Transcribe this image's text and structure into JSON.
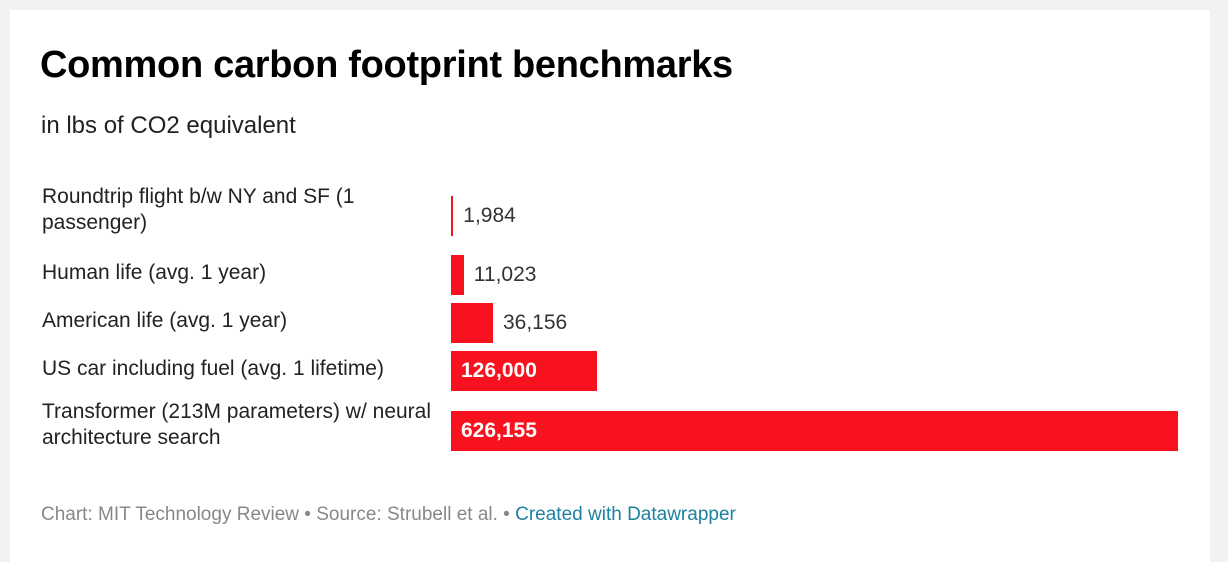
{
  "chart_data": {
    "type": "bar",
    "orientation": "horizontal",
    "title": "Common carbon footprint benchmarks",
    "subtitle": "in lbs of CO2 equivalent",
    "categories": [
      "Roundtrip flight b/w NY and SF (1 passenger)",
      "Human life (avg. 1 year)",
      "American life (avg. 1 year)",
      "US car including fuel (avg. 1 lifetime)",
      "Transformer (213M parameters) w/ neural architecture search"
    ],
    "values": [
      1984,
      11023,
      36156,
      126000,
      626155
    ],
    "value_labels": [
      "1,984",
      "11,023",
      "36,156",
      "126,000",
      "626,155"
    ],
    "xlim": [
      0,
      626155
    ],
    "grid": false,
    "legend": "none",
    "bar_color": "#f8111e"
  },
  "footer": {
    "chart_credit": "Chart: MIT Technology Review",
    "separator": " • ",
    "source": "Source: Strubell et al.",
    "link_text": "Created with Datawrapper"
  },
  "colors": {
    "bar": "#f8111e",
    "link": "#1d81a2",
    "muted": "#888888"
  }
}
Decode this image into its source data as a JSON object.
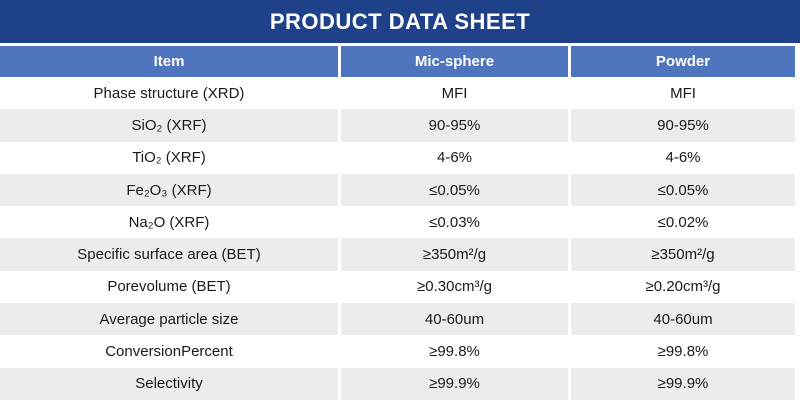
{
  "title": "PRODUCT DATA SHEET",
  "colors": {
    "title_bar_bg": "#1E4189",
    "header_row_bg": "#4E75BD",
    "stripe_bg": "#ECECEC",
    "body_text": "#1a1a1a",
    "header_text": "#ffffff"
  },
  "table": {
    "columns": {
      "item": "Item",
      "mic_sphere": "Mic-sphere",
      "powder": "Powder"
    },
    "rows": [
      {
        "item": "Phase structure (XRD)",
        "mic_sphere": "MFI",
        "powder": "MFI"
      },
      {
        "item": "SiO₂ (XRF)",
        "mic_sphere": "90-95%",
        "powder": "90-95%"
      },
      {
        "item": "TiO₂ (XRF)",
        "mic_sphere": "4-6%",
        "powder": "4-6%"
      },
      {
        "item": "Fe₂O₃ (XRF)",
        "mic_sphere": "≤0.05%",
        "powder": "≤0.05%"
      },
      {
        "item": "Na₂O (XRF)",
        "mic_sphere": "≤0.03%",
        "powder": "≤0.02%"
      },
      {
        "item": "Specific surface area (BET)",
        "mic_sphere": "≥350m²/g",
        "powder": "≥350m²/g"
      },
      {
        "item": "Porevolume (BET)",
        "mic_sphere": "≥0.30cm³/g",
        "powder": "≥0.20cm³/g"
      },
      {
        "item": "Average particle size",
        "mic_sphere": "40-60um",
        "powder": "40-60um"
      },
      {
        "item": "ConversionPercent",
        "mic_sphere": "≥99.8%",
        "powder": "≥99.8%"
      },
      {
        "item": "Selectivity",
        "mic_sphere": "≥99.9%",
        "powder": "≥99.9%"
      }
    ]
  }
}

....

** THE PROBLEM **
Restate the data above word for word. Skip every picture.

** OUTPUT FOR THIS TASK **
Transcribe this image's text and structure into JSON.
{
  "chart_data": {
    "type": "bar",
    "orientation": "horizontal",
    "title": "Common carbon footprint benchmarks",
    "subtitle": "in lbs of CO2 equivalent",
    "categories": [
      "Roundtrip flight b/w NY and SF (1 passenger)",
      "Human life (avg. 1 year)",
      "American life (avg. 1 year)",
      "US car including fuel (avg. 1 lifetime)",
      "Transformer (213M parameters) w/ neural architecture search"
    ],
    "values": [
      1984,
      11023,
      36156,
      126000,
      626155
    ],
    "value_labels": [
      "1,984",
      "11,023",
      "36,156",
      "126,000",
      "626,155"
    ],
    "xlim": [
      0,
      626155
    ],
    "grid": false,
    "legend": "none",
    "bar_color": "#f8111e"
  },
  "footer": {
    "chart_credit": "Chart: MIT Technology Review",
    "separator": " • ",
    "source": "Source: Strubell et al.",
    "link_text": "Created with Datawrapper"
  },
  "colors": {
    "bar": "#f8111e",
    "link": "#1d81a2",
    "muted": "#888888"
  }
}
Decode this image into its source data as a JSON object.
{
  "title": "PRODUCT DATA SHEET",
  "colors": {
    "title_bar_bg": "#1E4189",
    "header_row_bg": "#4E75BD",
    "stripe_bg": "#ECECEC",
    "body_text": "#1a1a1a",
    "header_text": "#ffffff"
  },
  "table": {
    "columns": {
      "item": "Item",
      "mic_sphere": "Mic-sphere",
      "powder": "Powder"
    },
    "rows": [
      {
        "item": "Phase structure (XRD)",
        "mic_sphere": "MFI",
        "powder": "MFI"
      },
      {
        "item": "SiO₂ (XRF)",
        "mic_sphere": "90-95%",
        "powder": "90-95%"
      },
      {
        "item": "TiO₂ (XRF)",
        "mic_sphere": "4-6%",
        "powder": "4-6%"
      },
      {
        "item": "Fe₂O₃ (XRF)",
        "mic_sphere": "≤0.05%",
        "powder": "≤0.05%"
      },
      {
        "item": "Na₂O (XRF)",
        "mic_sphere": "≤0.03%",
        "powder": "≤0.02%"
      },
      {
        "item": "Specific surface area (BET)",
        "mic_sphere": "≥350m²/g",
        "powder": "≥350m²/g"
      },
      {
        "item": "Porevolume (BET)",
        "mic_sphere": "≥0.30cm³/g",
        "powder": "≥0.20cm³/g"
      },
      {
        "item": "Average particle size",
        "mic_sphere": "40-60um",
        "powder": "40-60um"
      },
      {
        "item": "ConversionPercent",
        "mic_sphere": "≥99.8%",
        "powder": "≥99.8%"
      },
      {
        "item": "Selectivity",
        "mic_sphere": "≥99.9%",
        "powder": "≥99.9%"
      }
    ]
  }
}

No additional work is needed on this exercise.